■ **Instruction**: Examine the entries and show every line in which the word "MOMENTARY" is found.

━━━━━ Supplied material ━━━━━

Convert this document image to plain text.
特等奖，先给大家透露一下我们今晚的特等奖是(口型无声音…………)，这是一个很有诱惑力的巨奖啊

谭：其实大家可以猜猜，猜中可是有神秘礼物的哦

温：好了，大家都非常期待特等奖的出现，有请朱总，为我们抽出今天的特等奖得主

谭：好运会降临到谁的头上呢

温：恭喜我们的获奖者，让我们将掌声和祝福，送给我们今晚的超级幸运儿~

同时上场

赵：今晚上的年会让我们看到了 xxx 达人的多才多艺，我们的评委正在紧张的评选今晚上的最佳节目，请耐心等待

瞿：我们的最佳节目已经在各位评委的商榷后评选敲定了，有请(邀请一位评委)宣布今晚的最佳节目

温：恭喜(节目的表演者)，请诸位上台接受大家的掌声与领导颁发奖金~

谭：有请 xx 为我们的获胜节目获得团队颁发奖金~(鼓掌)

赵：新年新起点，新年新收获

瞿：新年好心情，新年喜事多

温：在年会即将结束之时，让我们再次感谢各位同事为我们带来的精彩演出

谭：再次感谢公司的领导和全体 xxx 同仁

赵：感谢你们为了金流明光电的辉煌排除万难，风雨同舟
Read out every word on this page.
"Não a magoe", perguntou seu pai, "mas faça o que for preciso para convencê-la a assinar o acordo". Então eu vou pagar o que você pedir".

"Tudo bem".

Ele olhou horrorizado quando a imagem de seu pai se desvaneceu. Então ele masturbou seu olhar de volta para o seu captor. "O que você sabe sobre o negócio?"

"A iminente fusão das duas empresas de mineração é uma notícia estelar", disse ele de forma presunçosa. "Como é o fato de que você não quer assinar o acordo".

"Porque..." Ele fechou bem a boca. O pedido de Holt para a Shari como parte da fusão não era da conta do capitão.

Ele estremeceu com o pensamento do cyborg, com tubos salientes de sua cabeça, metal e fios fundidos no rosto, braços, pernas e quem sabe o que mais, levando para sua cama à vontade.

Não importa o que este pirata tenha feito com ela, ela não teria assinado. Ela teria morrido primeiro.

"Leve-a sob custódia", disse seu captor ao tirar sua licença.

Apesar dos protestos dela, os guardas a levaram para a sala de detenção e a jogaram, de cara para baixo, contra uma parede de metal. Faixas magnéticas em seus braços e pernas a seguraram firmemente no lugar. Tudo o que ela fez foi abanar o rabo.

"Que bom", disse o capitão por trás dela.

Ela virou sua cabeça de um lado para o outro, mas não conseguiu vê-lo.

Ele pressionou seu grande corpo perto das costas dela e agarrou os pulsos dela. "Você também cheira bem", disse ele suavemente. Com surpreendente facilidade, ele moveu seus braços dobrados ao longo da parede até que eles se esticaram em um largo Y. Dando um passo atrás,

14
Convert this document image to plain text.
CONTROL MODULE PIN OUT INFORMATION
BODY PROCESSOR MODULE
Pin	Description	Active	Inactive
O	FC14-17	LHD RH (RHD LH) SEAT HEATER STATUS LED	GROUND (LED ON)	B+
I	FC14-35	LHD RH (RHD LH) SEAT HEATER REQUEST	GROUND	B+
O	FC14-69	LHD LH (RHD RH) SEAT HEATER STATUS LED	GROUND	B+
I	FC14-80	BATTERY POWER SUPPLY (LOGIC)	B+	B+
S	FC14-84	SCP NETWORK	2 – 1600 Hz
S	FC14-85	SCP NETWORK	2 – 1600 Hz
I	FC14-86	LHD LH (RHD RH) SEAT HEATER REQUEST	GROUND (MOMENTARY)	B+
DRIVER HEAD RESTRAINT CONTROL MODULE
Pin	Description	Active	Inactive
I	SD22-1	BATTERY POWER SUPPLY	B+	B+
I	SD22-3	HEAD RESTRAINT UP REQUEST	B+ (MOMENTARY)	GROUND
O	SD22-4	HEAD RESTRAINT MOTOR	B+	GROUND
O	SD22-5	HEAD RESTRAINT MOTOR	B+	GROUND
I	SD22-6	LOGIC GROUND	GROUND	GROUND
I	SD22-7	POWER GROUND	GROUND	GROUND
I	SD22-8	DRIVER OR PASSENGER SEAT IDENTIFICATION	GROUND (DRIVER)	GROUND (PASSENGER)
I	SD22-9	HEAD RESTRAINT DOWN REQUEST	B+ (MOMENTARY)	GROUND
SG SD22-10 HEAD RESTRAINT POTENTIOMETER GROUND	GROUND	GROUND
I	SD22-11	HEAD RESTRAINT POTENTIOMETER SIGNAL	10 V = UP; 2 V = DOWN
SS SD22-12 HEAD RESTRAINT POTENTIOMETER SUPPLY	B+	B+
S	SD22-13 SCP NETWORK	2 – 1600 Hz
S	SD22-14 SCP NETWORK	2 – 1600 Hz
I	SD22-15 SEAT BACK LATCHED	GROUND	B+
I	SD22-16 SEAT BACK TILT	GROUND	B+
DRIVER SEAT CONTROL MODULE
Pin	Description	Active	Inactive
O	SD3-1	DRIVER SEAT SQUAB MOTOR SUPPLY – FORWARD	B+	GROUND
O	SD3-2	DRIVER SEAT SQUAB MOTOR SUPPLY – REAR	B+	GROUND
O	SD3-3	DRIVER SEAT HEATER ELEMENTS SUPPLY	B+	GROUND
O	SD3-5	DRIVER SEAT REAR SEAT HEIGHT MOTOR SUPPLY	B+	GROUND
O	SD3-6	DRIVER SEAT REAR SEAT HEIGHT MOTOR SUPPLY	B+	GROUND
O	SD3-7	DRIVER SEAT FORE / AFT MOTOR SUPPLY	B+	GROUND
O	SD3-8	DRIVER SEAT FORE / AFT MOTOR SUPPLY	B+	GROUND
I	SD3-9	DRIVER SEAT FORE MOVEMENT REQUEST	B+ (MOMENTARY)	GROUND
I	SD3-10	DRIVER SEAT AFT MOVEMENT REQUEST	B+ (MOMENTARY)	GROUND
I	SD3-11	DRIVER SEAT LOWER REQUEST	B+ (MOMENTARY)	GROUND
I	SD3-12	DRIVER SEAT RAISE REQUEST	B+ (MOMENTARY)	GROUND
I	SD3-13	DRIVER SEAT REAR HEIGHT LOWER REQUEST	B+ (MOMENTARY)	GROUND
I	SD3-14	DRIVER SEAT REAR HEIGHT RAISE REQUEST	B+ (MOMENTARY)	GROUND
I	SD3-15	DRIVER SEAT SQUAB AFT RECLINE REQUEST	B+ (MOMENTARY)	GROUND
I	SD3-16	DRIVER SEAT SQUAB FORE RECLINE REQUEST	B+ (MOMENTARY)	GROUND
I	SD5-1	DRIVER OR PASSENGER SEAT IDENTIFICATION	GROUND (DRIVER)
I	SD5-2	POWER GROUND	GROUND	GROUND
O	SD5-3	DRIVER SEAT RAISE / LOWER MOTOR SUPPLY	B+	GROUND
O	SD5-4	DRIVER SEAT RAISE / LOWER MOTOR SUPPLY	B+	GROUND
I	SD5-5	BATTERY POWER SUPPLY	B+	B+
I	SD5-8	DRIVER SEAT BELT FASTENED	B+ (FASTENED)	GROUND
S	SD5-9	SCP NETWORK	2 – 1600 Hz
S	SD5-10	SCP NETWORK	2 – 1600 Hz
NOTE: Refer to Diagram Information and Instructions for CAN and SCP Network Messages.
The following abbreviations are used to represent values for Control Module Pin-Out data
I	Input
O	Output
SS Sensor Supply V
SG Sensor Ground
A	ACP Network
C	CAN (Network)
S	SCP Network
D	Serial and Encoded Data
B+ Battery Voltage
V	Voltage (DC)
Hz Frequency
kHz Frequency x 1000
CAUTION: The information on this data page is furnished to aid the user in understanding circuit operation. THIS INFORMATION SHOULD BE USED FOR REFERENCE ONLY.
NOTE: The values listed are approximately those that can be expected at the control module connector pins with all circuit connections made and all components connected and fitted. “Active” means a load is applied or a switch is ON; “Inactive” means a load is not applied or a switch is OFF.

━━━━━

■ **Final result**:
I	FC14-86	LHD LH (RHD RH) SEAT HEATER REQUEST	GROUND (MOMENTARY)	B+
I	SD22-3	HEAD RESTRAINT UP REQUEST	B+ (MOMENTARY)	GROUND
I	SD22-9	HEAD RESTRAINT DOWN REQUEST	B+ (MOMENTARY)	GROUND
I	SD3-9	DRIVER SEAT FORE MOVEMENT REQUEST	B+ (MOMENTARY)	GROUND
I	SD3-10	DRIVER SEAT AFT MOVEMENT REQUEST	B+ (MOMENTARY)	GROUND
I	SD3-11	DRIVER SEAT LOWER REQUEST	B+ (MOMENTARY)	GROUND
I	SD3-12	DRIVER SEAT RAISE REQUEST	B+ (MOMENTARY)	GROUND
I	SD3-13	DRIVER SEAT REAR HEIGHT LOWER REQUEST	B+ (MOMENTARY)	GROUND
I	SD3-14	DRIVER SEAT REAR HEIGHT RAISE REQUEST	B+ (MOMENTARY)	GROUND
I	SD3-15	DRIVER SEAT SQUAB AFT RECLINE REQUEST	B+ (MOMENTARY)	GROUND
I	SD3-16	DRIVER SEAT SQUAB FORE RECLINE REQUEST	B+ (MOMENTARY)	GROUND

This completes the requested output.